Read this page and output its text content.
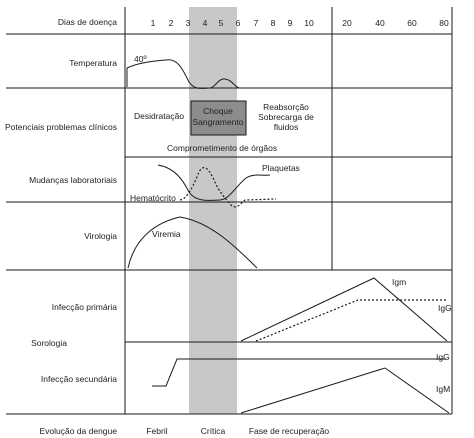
1 2 3 4 5 6 7 8 9 10	20	40	60	80
Dias de doença
Temperatura
Potenciais problemas clínicos
Mudanças laboratoriais
Virologia
Infecção primária
Sorologia
Infecção secundária
Evolução da dengue
40º
Desidratação Choque
Sangramento
Reabsorção
Sobrecarga de
fluidos
Comprometimento de órgãos
Plaquetas
Hematócrito
Viremia
Igm
IgG
IgG
IgM
Febril	Crítica	Fase de recuperação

#### Given exercise:
Show each line of the listing that holds the string "Infecção".

#### Answer to the task:
Infecção primária
Infecção secundária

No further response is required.